## TASK REQUIREMENTS
In full and without alteration, repeat the material.

## MATERIAL SUPPLIED
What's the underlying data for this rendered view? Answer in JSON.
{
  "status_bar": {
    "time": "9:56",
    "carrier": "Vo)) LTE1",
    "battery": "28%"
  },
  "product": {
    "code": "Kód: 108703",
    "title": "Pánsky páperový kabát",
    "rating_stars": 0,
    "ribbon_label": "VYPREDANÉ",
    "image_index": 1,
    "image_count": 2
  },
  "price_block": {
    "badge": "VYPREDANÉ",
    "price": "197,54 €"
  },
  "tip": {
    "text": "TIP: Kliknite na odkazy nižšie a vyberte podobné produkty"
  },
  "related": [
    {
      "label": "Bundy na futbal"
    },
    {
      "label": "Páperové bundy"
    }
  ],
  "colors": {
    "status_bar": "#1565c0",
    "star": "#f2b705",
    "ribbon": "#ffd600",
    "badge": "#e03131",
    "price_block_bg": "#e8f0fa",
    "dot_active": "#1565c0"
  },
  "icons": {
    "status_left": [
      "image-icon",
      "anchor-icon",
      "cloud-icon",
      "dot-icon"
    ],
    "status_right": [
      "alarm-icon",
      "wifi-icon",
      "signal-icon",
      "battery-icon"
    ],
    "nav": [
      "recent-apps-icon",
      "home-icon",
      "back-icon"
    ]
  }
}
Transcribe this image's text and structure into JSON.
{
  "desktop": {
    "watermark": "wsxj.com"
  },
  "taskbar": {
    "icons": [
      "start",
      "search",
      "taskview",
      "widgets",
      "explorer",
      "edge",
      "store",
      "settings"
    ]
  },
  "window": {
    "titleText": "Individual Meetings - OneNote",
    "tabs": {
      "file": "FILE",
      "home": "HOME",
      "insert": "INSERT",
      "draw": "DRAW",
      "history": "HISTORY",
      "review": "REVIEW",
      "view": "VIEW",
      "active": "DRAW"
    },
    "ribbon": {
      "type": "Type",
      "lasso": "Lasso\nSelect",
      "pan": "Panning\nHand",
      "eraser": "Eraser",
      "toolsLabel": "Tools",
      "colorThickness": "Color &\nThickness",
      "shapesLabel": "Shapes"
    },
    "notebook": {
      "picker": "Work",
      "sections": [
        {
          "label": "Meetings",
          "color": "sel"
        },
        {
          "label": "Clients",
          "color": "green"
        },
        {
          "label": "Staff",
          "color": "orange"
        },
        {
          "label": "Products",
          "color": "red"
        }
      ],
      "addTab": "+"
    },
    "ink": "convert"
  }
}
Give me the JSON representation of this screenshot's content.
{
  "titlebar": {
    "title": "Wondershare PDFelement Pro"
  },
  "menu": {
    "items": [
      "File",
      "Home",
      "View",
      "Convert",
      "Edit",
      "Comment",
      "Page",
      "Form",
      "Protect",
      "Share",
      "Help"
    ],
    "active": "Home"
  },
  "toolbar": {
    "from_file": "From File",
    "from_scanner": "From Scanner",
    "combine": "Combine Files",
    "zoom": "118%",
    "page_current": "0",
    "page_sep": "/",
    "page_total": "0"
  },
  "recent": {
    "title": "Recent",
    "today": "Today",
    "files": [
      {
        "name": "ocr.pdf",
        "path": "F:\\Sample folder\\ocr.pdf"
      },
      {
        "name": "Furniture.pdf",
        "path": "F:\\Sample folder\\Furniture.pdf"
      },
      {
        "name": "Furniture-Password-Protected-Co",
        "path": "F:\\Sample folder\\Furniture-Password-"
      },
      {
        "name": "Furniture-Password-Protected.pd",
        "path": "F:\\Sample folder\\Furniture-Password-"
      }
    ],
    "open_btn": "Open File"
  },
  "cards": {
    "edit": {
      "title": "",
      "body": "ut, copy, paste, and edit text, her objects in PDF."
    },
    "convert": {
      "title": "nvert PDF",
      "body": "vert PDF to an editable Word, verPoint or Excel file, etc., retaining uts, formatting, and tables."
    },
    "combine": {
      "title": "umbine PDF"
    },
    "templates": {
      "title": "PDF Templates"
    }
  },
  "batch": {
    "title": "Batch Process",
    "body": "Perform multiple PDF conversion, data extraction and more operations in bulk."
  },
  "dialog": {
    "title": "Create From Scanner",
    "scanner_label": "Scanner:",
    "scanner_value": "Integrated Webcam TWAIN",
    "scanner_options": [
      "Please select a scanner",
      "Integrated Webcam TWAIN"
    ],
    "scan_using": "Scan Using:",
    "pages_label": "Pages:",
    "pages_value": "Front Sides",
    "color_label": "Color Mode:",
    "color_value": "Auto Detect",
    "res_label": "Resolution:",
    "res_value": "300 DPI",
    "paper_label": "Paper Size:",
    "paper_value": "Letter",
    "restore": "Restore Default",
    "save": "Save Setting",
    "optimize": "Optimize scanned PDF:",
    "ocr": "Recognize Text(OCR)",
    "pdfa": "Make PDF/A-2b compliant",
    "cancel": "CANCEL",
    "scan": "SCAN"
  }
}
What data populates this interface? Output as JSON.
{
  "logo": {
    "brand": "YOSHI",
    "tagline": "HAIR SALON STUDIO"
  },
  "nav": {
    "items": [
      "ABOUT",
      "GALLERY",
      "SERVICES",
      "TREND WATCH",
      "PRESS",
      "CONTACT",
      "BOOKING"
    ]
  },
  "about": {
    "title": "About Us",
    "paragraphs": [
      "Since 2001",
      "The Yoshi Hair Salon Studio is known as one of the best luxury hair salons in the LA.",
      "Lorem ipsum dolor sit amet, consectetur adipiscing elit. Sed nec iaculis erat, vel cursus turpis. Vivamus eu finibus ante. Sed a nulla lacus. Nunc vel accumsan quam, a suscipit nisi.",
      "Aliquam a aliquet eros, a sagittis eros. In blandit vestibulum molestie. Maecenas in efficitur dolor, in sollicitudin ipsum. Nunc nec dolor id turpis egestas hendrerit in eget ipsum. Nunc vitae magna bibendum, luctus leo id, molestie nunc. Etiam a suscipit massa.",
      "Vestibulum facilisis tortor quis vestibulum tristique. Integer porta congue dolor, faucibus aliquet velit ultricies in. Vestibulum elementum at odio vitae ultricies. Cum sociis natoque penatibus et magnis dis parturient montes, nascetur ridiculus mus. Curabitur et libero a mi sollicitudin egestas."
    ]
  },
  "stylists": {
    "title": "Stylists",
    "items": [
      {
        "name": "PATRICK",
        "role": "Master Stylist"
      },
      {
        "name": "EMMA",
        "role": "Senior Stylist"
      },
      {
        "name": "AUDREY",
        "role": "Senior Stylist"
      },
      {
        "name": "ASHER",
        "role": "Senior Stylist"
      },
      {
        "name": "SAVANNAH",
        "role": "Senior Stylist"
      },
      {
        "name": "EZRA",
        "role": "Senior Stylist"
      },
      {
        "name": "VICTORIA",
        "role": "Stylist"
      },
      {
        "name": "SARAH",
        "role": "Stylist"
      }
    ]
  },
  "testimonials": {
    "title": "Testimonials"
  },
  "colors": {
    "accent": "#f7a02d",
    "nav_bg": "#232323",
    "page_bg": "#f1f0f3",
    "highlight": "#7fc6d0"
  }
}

## RIGHT ANSWER
What's the underlying data for this rendered view? Answer in JSON.
{
  "status_bar": {
    "time": "9:56",
    "carrier": "Vo)) LTE1",
    "battery": "28%"
  },
  "product": {
    "code": "Kód: 108703",
    "title": "Pánsky páperový kabát",
    "rating_stars": 0,
    "ribbon_label": "VYPREDANÉ",
    "image_index": 1,
    "image_count": 2
  },
  "price_block": {
    "badge": "VYPREDANÉ",
    "price": "197,54 €"
  },
  "tip": {
    "text": "TIP: Kliknite na odkazy nižšie a vyberte podobné produkty"
  },
  "related": [
    {
      "label": "Bundy na futbal"
    },
    {
      "label": "Páperové bundy"
    }
  ],
  "colors": {
    "status_bar": "#1565c0",
    "star": "#f2b705",
    "ribbon": "#ffd600",
    "badge": "#e03131",
    "price_block_bg": "#e8f0fa",
    "dot_active": "#1565c0"
  },
  "icons": {
    "status_left": [
      "image-icon",
      "anchor-icon",
      "cloud-icon",
      "dot-icon"
    ],
    "status_right": [
      "alarm-icon",
      "wifi-icon",
      "signal-icon",
      "battery-icon"
    ],
    "nav": [
      "recent-apps-icon",
      "home-icon",
      "back-icon"
    ]
  }
}
Transcribe this image's text and structure into JSON.
{
  "desktop": {
    "watermark": "wsxj.com"
  },
  "taskbar": {
    "icons": [
      "start",
      "search",
      "taskview",
      "widgets",
      "explorer",
      "edge",
      "store",
      "settings"
    ]
  },
  "window": {
    "titleText": "Individual Meetings - OneNote",
    "tabs": {
      "file": "FILE",
      "home": "HOME",
      "insert": "INSERT",
      "draw": "DRAW",
      "history": "HISTORY",
      "review": "REVIEW",
      "view": "VIEW",
      "active": "DRAW"
    },
    "ribbon": {
      "type": "Type",
      "lasso": "Lasso\nSelect",
      "pan": "Panning\nHand",
      "eraser": "Eraser",
      "toolsLabel": "Tools",
      "colorThickness": "Color &\nThickness",
      "shapesLabel": "Shapes"
    },
    "notebook": {
      "picker": "Work",
      "sections": [
        {
          "label": "Meetings",
          "color": "sel"
        },
        {
          "label": "Clients",
          "color": "green"
        },
        {
          "label": "Staff",
          "color": "orange"
        },
        {
          "label": "Products",
          "color": "red"
        }
      ],
      "addTab": "+"
    },
    "ink": "convert"
  }
}
Give me the JSON representation of this screenshot's content.
{
  "titlebar": {
    "title": "Wondershare PDFelement Pro"
  },
  "menu": {
    "items": [
      "File",
      "Home",
      "View",
      "Convert",
      "Edit",
      "Comment",
      "Page",
      "Form",
      "Protect",
      "Share",
      "Help"
    ],
    "active": "Home"
  },
  "toolbar": {
    "from_file": "From File",
    "from_scanner": "From Scanner",
    "combine": "Combine Files",
    "zoom": "118%",
    "page_current": "0",
    "page_sep": "/",
    "page_total": "0"
  },
  "recent": {
    "title": "Recent",
    "today": "Today",
    "files": [
      {
        "name": "ocr.pdf",
        "path": "F:\\Sample folder\\ocr.pdf"
      },
      {
        "name": "Furniture.pdf",
        "path": "F:\\Sample folder\\Furniture.pdf"
      },
      {
        "name": "Furniture-Password-Protected-Co",
        "path": "F:\\Sample folder\\Furniture-Password-"
      },
      {
        "name": "Furniture-Password-Protected.pd",
        "path": "F:\\Sample folder\\Furniture-Password-"
      }
    ],
    "open_btn": "Open File"
  },
  "cards": {
    "edit": {
      "title": "",
      "body": "ut, copy, paste, and edit text, her objects in PDF."
    },
    "convert": {
      "title": "nvert PDF",
      "body": "vert PDF to an editable Word, verPoint or Excel file, etc., retaining uts, formatting, and tables."
    },
    "combine": {
      "title": "umbine PDF"
    },
    "templates": {
      "title": "PDF Templates"
    }
  },
  "batch": {
    "title": "Batch Process",
    "body": "Perform multiple PDF conversion, data extraction and more operations in bulk."
  },
  "dialog": {
    "title": "Create From Scanner",
    "scanner_label": "Scanner:",
    "scanner_value": "Integrated Webcam TWAIN",
    "scanner_options": [
      "Please select a scanner",
      "Integrated Webcam TWAIN"
    ],
    "scan_using": "Scan Using:",
    "pages_label": "Pages:",
    "pages_value": "Front Sides",
    "color_label": "Color Mode:",
    "color_value": "Auto Detect",
    "res_label": "Resolution:",
    "res_value": "300 DPI",
    "paper_label": "Paper Size:",
    "paper_value": "Letter",
    "restore": "Restore Default",
    "save": "Save Setting",
    "optimize": "Optimize scanned PDF:",
    "ocr": "Recognize Text(OCR)",
    "pdfa": "Make PDF/A-2b compliant",
    "cancel": "CANCEL",
    "scan": "SCAN"
  }
}
What data populates this interface? Output as JSON.
{
  "logo": {
    "brand": "YOSHI",
    "tagline": "HAIR SALON STUDIO"
  },
  "nav": {
    "items": [
      "ABOUT",
      "GALLERY",
      "SERVICES",
      "TREND WATCH",
      "PRESS",
      "CONTACT",
      "BOOKING"
    ]
  },
  "about": {
    "title": "About Us",
    "paragraphs": [
      "Since 2001",
      "The Yoshi Hair Salon Studio is known as one of the best luxury hair salons in the LA.",
      "Lorem ipsum dolor sit amet, consectetur adipiscing elit. Sed nec iaculis erat, vel cursus turpis. Vivamus eu finibus ante. Sed a nulla lacus. Nunc vel accumsan quam, a suscipit nisi.",
      "Aliquam a aliquet eros, a sagittis eros. In blandit vestibulum molestie. Maecenas in efficitur dolor, in sollicitudin ipsum. Nunc nec dolor id turpis egestas hendrerit in eget ipsum. Nunc vitae magna bibendum, luctus leo id, molestie nunc. Etiam a suscipit massa.",
      "Vestibulum facilisis tortor quis vestibulum tristique. Integer porta congue dolor, faucibus aliquet velit ultricies in. Vestibulum elementum at odio vitae ultricies. Cum sociis natoque penatibus et magnis dis parturient montes, nascetur ridiculus mus. Curabitur et libero a mi sollicitudin egestas."
    ]
  },
  "stylists": {
    "title": "Stylists",
    "items": [
      {
        "name": "PATRICK",
        "role": "Master Stylist"
      },
      {
        "name": "EMMA",
        "role": "Senior Stylist"
      },
      {
        "name": "AUDREY",
        "role": "Senior Stylist"
      },
      {
        "name": "ASHER",
        "role": "Senior Stylist"
      },
      {
        "name": "SAVANNAH",
        "role": "Senior Stylist"
      },
      {
        "name": "EZRA",
        "role": "Senior Stylist"
      },
      {
        "name": "VICTORIA",
        "role": "Stylist"
      },
      {
        "name": "SARAH",
        "role": "Stylist"
      }
    ]
  },
  "testimonials": {
    "title": "Testimonials"
  },
  "colors": {
    "accent": "#f7a02d",
    "nav_bg": "#232323",
    "page_bg": "#f1f0f3",
    "highlight": "#7fc6d0"
  }
}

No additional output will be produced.